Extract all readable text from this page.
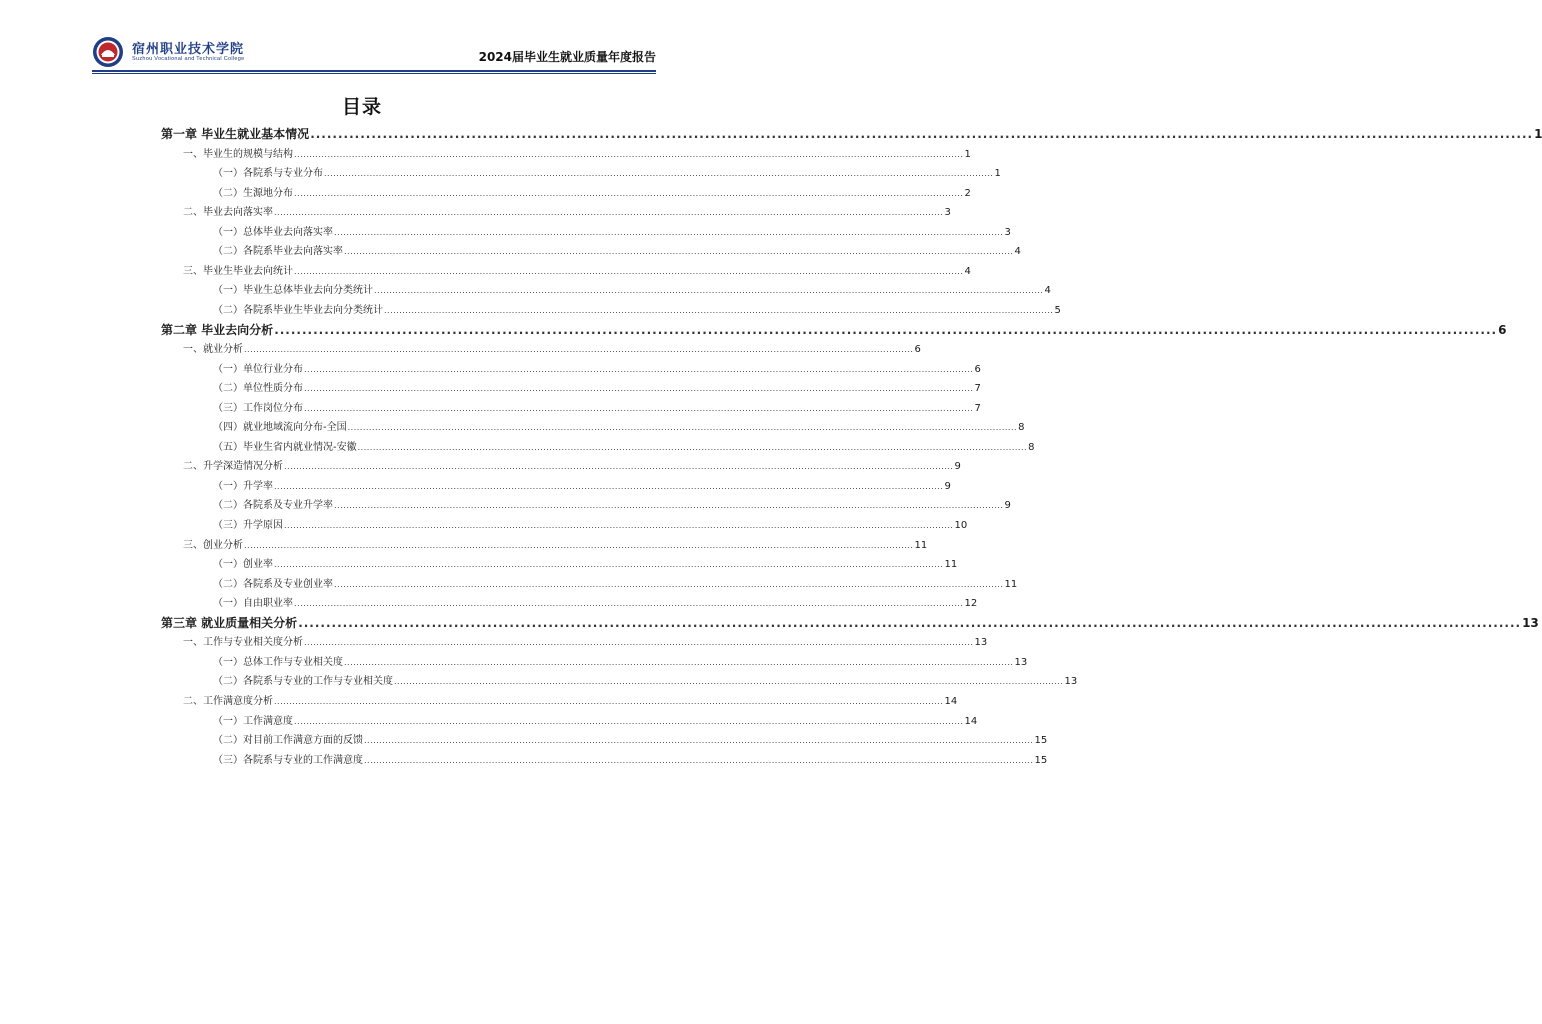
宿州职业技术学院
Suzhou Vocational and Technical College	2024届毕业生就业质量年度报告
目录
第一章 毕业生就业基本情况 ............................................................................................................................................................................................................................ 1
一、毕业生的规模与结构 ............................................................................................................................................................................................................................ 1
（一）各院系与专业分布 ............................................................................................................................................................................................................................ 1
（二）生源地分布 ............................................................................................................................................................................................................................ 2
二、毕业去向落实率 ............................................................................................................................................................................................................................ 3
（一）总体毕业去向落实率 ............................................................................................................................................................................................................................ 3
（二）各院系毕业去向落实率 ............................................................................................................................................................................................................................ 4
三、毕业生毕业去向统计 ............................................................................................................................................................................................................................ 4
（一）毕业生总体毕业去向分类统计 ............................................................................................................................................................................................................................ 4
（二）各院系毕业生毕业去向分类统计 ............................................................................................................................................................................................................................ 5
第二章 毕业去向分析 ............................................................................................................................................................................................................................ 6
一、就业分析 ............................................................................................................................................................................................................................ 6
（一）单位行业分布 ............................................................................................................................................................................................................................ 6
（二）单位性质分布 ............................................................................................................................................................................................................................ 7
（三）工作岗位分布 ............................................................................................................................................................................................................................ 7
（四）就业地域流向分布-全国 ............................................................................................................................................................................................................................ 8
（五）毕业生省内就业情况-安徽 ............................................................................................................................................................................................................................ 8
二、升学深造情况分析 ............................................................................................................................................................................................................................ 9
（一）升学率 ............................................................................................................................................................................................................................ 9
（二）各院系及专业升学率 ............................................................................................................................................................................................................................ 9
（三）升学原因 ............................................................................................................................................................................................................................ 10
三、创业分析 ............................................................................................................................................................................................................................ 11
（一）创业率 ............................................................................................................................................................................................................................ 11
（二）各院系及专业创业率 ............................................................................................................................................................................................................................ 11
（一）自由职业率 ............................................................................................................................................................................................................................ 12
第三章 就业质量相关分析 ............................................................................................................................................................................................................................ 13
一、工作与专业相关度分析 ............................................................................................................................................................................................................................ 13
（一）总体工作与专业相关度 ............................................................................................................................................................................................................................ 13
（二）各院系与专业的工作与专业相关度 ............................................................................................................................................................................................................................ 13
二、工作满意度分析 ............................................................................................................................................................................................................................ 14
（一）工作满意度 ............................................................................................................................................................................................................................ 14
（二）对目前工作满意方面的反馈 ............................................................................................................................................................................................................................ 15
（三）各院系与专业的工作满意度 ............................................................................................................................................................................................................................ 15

....

▶ **PROBLEM TO WORK ON**
Return the records exactly. Don't carry the pictures over.

▶ **ANSWER FOR THE TASK**
Extract all readable text from this page.
宿州职业技术学院
Suzhou Vocational and Technical College	2024届毕业生就业质量年度报告
目录
第一章 毕业生就业基本情况 ............................................................................................................................................................................................................................ 1
一、毕业生的规模与结构 ............................................................................................................................................................................................................................ 1
（一）各院系与专业分布 ............................................................................................................................................................................................................................ 1
（二）生源地分布 ............................................................................................................................................................................................................................ 2
二、毕业去向落实率 ............................................................................................................................................................................................................................ 3
（一）总体毕业去向落实率 ............................................................................................................................................................................................................................ 3
（二）各院系毕业去向落实率 ............................................................................................................................................................................................................................ 4
三、毕业生毕业去向统计 ............................................................................................................................................................................................................................ 4
（一）毕业生总体毕业去向分类统计 ............................................................................................................................................................................................................................ 4
（二）各院系毕业生毕业去向分类统计 ............................................................................................................................................................................................................................ 5
第二章 毕业去向分析 ............................................................................................................................................................................................................................ 6
一、就业分析 ............................................................................................................................................................................................................................ 6
（一）单位行业分布 ............................................................................................................................................................................................................................ 6
（二）单位性质分布 ............................................................................................................................................................................................................................ 7
（三）工作岗位分布 ............................................................................................................................................................................................................................ 7
（四）就业地域流向分布-全国 ............................................................................................................................................................................................................................ 8
（五）毕业生省内就业情况-安徽 ............................................................................................................................................................................................................................ 8
二、升学深造情况分析 ............................................................................................................................................................................................................................ 9
（一）升学率 ............................................................................................................................................................................................................................ 9
（二）各院系及专业升学率 ............................................................................................................................................................................................................................ 9
（三）升学原因 ............................................................................................................................................................................................................................ 10
三、创业分析 ............................................................................................................................................................................................................................ 11
（一）创业率 ............................................................................................................................................................................................................................ 11
（二）各院系及专业创业率 ............................................................................................................................................................................................................................ 11
（一）自由职业率 ............................................................................................................................................................................................................................ 12
第三章 就业质量相关分析 ............................................................................................................................................................................................................................ 13
一、工作与专业相关度分析 ............................................................................................................................................................................................................................ 13
（一）总体工作与专业相关度 ............................................................................................................................................................................................................................ 13
（二）各院系与专业的工作与专业相关度 ............................................................................................................................................................................................................................ 13
二、工作满意度分析 ............................................................................................................................................................................................................................ 14
（一）工作满意度 ............................................................................................................................................................................................................................ 14
（二）对目前工作满意方面的反馈 ............................................................................................................................................................................................................................ 15
（三）各院系与专业的工作满意度 ............................................................................................................................................................................................................................ 15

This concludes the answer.